[Lines of data]
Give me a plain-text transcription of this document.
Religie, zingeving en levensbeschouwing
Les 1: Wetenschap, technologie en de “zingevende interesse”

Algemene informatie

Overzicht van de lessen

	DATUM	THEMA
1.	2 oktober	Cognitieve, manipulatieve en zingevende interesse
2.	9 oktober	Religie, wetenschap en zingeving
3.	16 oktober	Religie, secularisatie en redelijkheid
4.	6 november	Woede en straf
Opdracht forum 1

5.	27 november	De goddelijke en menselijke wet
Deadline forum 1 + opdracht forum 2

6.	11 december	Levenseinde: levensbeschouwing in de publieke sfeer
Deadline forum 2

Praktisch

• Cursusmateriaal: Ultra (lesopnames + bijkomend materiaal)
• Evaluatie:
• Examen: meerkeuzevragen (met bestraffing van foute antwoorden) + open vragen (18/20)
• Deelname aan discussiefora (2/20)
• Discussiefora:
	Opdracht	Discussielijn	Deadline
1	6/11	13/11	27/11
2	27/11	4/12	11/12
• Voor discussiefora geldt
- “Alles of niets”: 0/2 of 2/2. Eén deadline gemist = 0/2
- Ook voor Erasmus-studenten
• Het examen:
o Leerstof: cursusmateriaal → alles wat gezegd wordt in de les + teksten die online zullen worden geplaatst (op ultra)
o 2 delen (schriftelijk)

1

● OBJECTIVE: Recopy the entries above exactly, with every line included.

● FULL SOLUTION:
Give me a plain-text transcription of this document.
Religie, zingeving en levensbeschouwing
Les 1: Wetenschap, technologie en de “zingevende interesse”

Algemene informatie

Overzicht van de lessen

	DATUM	THEMA
1.	2 oktober	Cognitieve, manipulatieve en zingevende interesse
2.	9 oktober	Religie, wetenschap en zingeving
3.	16 oktober	Religie, secularisatie en redelijkheid
4.	6 november	Woede en straf
Opdracht forum 1

5.	27 november	De goddelijke en menselijke wet
Deadline forum 1 + opdracht forum 2

6.	11 december	Levenseinde: levensbeschouwing in de publieke sfeer
Deadline forum 2

Praktisch

• Cursusmateriaal: Ultra (lesopnames + bijkomend materiaal)
• Evaluatie:
• Examen: meerkeuzevragen (met bestraffing van foute antwoorden) + open vragen (18/20)
• Deelname aan discussiefora (2/20)
• Discussiefora:
	Opdracht	Discussielijn	Deadline
1	6/11	13/11	27/11
2	27/11	4/12	11/12
• Voor discussiefora geldt
- “Alles of niets”: 0/2 of 2/2. Eén deadline gemist = 0/2
- Ook voor Erasmus-studenten
• Het examen:
o Leerstof: cursusmateriaal → alles wat gezegd wordt in de les + teksten die online zullen worden geplaatst (op ultra)
o 2 delen (schriftelijk)

1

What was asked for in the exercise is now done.